■ What to do:
Beneath this task is a listing; retype all of it exactly.

** Begin **

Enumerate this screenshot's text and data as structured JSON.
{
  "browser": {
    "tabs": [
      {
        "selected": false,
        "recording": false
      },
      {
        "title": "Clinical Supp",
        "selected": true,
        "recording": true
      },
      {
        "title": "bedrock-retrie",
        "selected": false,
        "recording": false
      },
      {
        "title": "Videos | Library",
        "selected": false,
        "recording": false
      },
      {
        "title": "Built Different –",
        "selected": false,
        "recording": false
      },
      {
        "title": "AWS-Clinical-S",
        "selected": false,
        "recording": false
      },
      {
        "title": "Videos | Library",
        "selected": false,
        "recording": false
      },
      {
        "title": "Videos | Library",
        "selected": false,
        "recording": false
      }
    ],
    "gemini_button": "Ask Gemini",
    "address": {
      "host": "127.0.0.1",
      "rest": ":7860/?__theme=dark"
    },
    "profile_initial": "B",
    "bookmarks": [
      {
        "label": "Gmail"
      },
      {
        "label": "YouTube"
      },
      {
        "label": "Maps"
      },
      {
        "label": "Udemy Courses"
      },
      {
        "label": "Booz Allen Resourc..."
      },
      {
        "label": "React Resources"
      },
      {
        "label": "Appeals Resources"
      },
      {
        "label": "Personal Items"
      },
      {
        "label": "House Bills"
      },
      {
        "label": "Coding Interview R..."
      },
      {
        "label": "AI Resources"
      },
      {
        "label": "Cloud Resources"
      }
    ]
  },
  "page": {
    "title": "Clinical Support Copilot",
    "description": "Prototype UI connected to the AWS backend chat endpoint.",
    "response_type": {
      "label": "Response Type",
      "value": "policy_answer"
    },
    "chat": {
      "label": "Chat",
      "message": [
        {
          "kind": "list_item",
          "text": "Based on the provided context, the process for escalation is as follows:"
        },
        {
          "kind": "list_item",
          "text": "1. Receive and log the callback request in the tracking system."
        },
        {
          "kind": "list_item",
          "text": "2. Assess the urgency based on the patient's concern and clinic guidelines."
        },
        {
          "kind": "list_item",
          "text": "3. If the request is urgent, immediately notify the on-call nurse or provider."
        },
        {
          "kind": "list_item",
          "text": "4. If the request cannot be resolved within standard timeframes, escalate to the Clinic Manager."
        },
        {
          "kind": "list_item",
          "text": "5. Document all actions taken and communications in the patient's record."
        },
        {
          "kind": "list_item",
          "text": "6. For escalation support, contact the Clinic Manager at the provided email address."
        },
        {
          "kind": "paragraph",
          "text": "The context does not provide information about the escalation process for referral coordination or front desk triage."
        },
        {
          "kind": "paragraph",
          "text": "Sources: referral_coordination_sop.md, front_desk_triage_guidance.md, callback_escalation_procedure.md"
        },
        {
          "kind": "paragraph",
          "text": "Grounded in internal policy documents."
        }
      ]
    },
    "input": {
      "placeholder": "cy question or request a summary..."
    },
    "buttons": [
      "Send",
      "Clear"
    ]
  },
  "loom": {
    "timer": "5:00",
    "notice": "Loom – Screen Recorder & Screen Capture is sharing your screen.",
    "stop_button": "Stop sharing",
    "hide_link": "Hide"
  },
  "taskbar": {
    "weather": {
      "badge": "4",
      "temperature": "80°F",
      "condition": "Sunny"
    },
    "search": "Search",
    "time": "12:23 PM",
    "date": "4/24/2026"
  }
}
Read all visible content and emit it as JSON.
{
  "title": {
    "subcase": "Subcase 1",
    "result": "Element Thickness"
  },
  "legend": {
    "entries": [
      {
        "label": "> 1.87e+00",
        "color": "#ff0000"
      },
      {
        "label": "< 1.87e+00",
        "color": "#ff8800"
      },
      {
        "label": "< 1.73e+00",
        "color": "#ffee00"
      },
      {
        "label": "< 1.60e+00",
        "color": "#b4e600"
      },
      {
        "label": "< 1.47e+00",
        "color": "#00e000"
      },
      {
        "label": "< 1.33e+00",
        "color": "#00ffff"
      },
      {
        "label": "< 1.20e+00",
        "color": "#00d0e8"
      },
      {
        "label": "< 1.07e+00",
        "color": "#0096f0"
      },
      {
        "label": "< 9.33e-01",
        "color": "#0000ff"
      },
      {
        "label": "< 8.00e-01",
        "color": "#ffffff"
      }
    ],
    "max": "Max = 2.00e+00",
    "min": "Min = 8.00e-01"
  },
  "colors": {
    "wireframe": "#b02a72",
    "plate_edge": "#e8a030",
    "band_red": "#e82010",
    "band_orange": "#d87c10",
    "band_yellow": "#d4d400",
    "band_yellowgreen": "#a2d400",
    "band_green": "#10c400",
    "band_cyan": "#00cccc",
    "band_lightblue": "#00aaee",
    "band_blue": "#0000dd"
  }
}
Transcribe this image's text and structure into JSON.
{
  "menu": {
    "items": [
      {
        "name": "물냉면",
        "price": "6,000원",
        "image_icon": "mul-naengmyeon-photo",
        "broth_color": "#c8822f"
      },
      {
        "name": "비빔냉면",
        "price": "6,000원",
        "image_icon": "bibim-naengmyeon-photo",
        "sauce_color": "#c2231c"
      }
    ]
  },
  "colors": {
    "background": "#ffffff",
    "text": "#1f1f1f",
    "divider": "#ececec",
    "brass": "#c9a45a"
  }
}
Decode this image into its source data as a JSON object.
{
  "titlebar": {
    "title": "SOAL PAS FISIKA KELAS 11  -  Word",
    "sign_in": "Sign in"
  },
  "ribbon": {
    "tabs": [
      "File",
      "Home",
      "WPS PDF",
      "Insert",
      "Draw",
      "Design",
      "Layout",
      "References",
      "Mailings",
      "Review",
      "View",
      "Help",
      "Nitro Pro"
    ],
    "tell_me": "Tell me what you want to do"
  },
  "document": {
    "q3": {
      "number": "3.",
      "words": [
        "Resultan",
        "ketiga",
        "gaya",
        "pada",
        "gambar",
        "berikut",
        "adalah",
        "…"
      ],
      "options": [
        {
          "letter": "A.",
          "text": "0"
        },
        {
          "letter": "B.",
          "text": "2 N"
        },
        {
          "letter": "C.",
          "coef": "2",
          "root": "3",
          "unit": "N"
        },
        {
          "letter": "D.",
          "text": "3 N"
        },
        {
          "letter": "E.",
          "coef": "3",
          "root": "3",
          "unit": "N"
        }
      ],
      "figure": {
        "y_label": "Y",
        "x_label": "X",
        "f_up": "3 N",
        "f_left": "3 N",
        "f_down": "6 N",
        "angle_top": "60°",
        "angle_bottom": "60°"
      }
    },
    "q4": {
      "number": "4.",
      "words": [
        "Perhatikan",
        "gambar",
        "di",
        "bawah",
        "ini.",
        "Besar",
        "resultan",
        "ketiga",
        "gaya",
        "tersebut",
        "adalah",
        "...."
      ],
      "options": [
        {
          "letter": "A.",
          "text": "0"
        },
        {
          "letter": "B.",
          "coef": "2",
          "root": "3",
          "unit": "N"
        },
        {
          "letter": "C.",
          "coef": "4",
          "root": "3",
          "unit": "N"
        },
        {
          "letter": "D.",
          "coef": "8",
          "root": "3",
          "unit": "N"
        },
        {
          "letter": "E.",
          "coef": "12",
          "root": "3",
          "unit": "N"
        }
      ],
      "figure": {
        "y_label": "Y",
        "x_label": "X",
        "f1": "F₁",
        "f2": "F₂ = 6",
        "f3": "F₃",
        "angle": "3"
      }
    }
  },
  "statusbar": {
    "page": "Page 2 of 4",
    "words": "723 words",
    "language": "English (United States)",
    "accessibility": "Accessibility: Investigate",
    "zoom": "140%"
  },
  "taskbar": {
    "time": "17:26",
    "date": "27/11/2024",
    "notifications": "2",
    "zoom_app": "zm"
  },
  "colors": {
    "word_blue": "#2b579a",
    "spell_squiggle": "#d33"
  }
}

** End **

■ Task answer:
Enumerate this screenshot's text and data as structured JSON.
{
  "browser": {
    "tabs": [
      {
        "selected": false,
        "recording": false
      },
      {
        "title": "Clinical Supp",
        "selected": true,
        "recording": true
      },
      {
        "title": "bedrock-retrie",
        "selected": false,
        "recording": false
      },
      {
        "title": "Videos | Library",
        "selected": false,
        "recording": false
      },
      {
        "title": "Built Different –",
        "selected": false,
        "recording": false
      },
      {
        "title": "AWS-Clinical-S",
        "selected": false,
        "recording": false
      },
      {
        "title": "Videos | Library",
        "selected": false,
        "recording": false
      },
      {
        "title": "Videos | Library",
        "selected": false,
        "recording": false
      }
    ],
    "gemini_button": "Ask Gemini",
    "address": {
      "host": "127.0.0.1",
      "rest": ":7860/?__theme=dark"
    },
    "profile_initial": "B",
    "bookmarks": [
      {
        "label": "Gmail"
      },
      {
        "label": "YouTube"
      },
      {
        "label": "Maps"
      },
      {
        "label": "Udemy Courses"
      },
      {
        "label": "Booz Allen Resourc..."
      },
      {
        "label": "React Resources"
      },
      {
        "label": "Appeals Resources"
      },
      {
        "label": "Personal Items"
      },
      {
        "label": "House Bills"
      },
      {
        "label": "Coding Interview R..."
      },
      {
        "label": "AI Resources"
      },
      {
        "label": "Cloud Resources"
      }
    ]
  },
  "page": {
    "title": "Clinical Support Copilot",
    "description": "Prototype UI connected to the AWS backend chat endpoint.",
    "response_type": {
      "label": "Response Type",
      "value": "policy_answer"
    },
    "chat": {
      "label": "Chat",
      "message": [
        {
          "kind": "list_item",
          "text": "Based on the provided context, the process for escalation is as follows:"
        },
        {
          "kind": "list_item",
          "text": "1. Receive and log the callback request in the tracking system."
        },
        {
          "kind": "list_item",
          "text": "2. Assess the urgency based on the patient's concern and clinic guidelines."
        },
        {
          "kind": "list_item",
          "text": "3. If the request is urgent, immediately notify the on-call nurse or provider."
        },
        {
          "kind": "list_item",
          "text": "4. If the request cannot be resolved within standard timeframes, escalate to the Clinic Manager."
        },
        {
          "kind": "list_item",
          "text": "5. Document all actions taken and communications in the patient's record."
        },
        {
          "kind": "list_item",
          "text": "6. For escalation support, contact the Clinic Manager at the provided email address."
        },
        {
          "kind": "paragraph",
          "text": "The context does not provide information about the escalation process for referral coordination or front desk triage."
        },
        {
          "kind": "paragraph",
          "text": "Sources: referral_coordination_sop.md, front_desk_triage_guidance.md, callback_escalation_procedure.md"
        },
        {
          "kind": "paragraph",
          "text": "Grounded in internal policy documents."
        }
      ]
    },
    "input": {
      "placeholder": "cy question or request a summary..."
    },
    "buttons": [
      "Send",
      "Clear"
    ]
  },
  "loom": {
    "timer": "5:00",
    "notice": "Loom – Screen Recorder & Screen Capture is sharing your screen.",
    "stop_button": "Stop sharing",
    "hide_link": "Hide"
  },
  "taskbar": {
    "weather": {
      "badge": "4",
      "temperature": "80°F",
      "condition": "Sunny"
    },
    "search": "Search",
    "time": "12:23 PM",
    "date": "4/24/2026"
  }
}
Read all visible content and emit it as JSON.
{
  "title": {
    "subcase": "Subcase 1",
    "result": "Element Thickness"
  },
  "legend": {
    "entries": [
      {
        "label": "> 1.87e+00",
        "color": "#ff0000"
      },
      {
        "label": "< 1.87e+00",
        "color": "#ff8800"
      },
      {
        "label": "< 1.73e+00",
        "color": "#ffee00"
      },
      {
        "label": "< 1.60e+00",
        "color": "#b4e600"
      },
      {
        "label": "< 1.47e+00",
        "color": "#00e000"
      },
      {
        "label": "< 1.33e+00",
        "color": "#00ffff"
      },
      {
        "label": "< 1.20e+00",
        "color": "#00d0e8"
      },
      {
        "label": "< 1.07e+00",
        "color": "#0096f0"
      },
      {
        "label": "< 9.33e-01",
        "color": "#0000ff"
      },
      {
        "label": "< 8.00e-01",
        "color": "#ffffff"
      }
    ],
    "max": "Max = 2.00e+00",
    "min": "Min = 8.00e-01"
  },
  "colors": {
    "wireframe": "#b02a72",
    "plate_edge": "#e8a030",
    "band_red": "#e82010",
    "band_orange": "#d87c10",
    "band_yellow": "#d4d400",
    "band_yellowgreen": "#a2d400",
    "band_green": "#10c400",
    "band_cyan": "#00cccc",
    "band_lightblue": "#00aaee",
    "band_blue": "#0000dd"
  }
}
Transcribe this image's text and structure into JSON.
{
  "menu": {
    "items": [
      {
        "name": "물냉면",
        "price": "6,000원",
        "image_icon": "mul-naengmyeon-photo",
        "broth_color": "#c8822f"
      },
      {
        "name": "비빔냉면",
        "price": "6,000원",
        "image_icon": "bibim-naengmyeon-photo",
        "sauce_color": "#c2231c"
      }
    ]
  },
  "colors": {
    "background": "#ffffff",
    "text": "#1f1f1f",
    "divider": "#ececec",
    "brass": "#c9a45a"
  }
}
Decode this image into its source data as a JSON object.
{
  "titlebar": {
    "title": "SOAL PAS FISIKA KELAS 11  -  Word",
    "sign_in": "Sign in"
  },
  "ribbon": {
    "tabs": [
      "File",
      "Home",
      "WPS PDF",
      "Insert",
      "Draw",
      "Design",
      "Layout",
      "References",
      "Mailings",
      "Review",
      "View",
      "Help",
      "Nitro Pro"
    ],
    "tell_me": "Tell me what you want to do"
  },
  "document": {
    "q3": {
      "number": "3.",
      "words": [
        "Resultan",
        "ketiga",
        "gaya",
        "pada",
        "gambar",
        "berikut",
        "adalah",
        "…"
      ],
      "options": [
        {
          "letter": "A.",
          "text": "0"
        },
        {
          "letter": "B.",
          "text": "2 N"
        },
        {
          "letter": "C.",
          "coef": "2",
          "root": "3",
          "unit": "N"
        },
        {
          "letter": "D.",
          "text": "3 N"
        },
        {
          "letter": "E.",
          "coef": "3",
          "root": "3",
          "unit": "N"
        }
      ],
      "figure": {
        "y_label": "Y",
        "x_label": "X",
        "f_up": "3 N",
        "f_left": "3 N",
        "f_down": "6 N",
        "angle_top": "60°",
        "angle_bottom": "60°"
      }
    },
    "q4": {
      "number": "4.",
      "words": [
        "Perhatikan",
        "gambar",
        "di",
        "bawah",
        "ini.",
        "Besar",
        "resultan",
        "ketiga",
        "gaya",
        "tersebut",
        "adalah",
        "...."
      ],
      "options": [
        {
          "letter": "A.",
          "text": "0"
        },
        {
          "letter": "B.",
          "coef": "2",
          "root": "3",
          "unit": "N"
        },
        {
          "letter": "C.",
          "coef": "4",
          "root": "3",
          "unit": "N"
        },
        {
          "letter": "D.",
          "coef": "8",
          "root": "3",
          "unit": "N"
        },
        {
          "letter": "E.",
          "coef": "12",
          "root": "3",
          "unit": "N"
        }
      ],
      "figure": {
        "y_label": "Y",
        "x_label": "X",
        "f1": "F₁",
        "f2": "F₂ = 6",
        "f3": "F₃",
        "angle": "3"
      }
    }
  },
  "statusbar": {
    "page": "Page 2 of 4",
    "words": "723 words",
    "language": "English (United States)",
    "accessibility": "Accessibility: Investigate",
    "zoom": "140%"
  },
  "taskbar": {
    "time": "17:26",
    "date": "27/11/2024",
    "notifications": "2",
    "zoom_app": "zm"
  },
  "colors": {
    "word_blue": "#2b579a",
    "spell_squiggle": "#d33"
  }
}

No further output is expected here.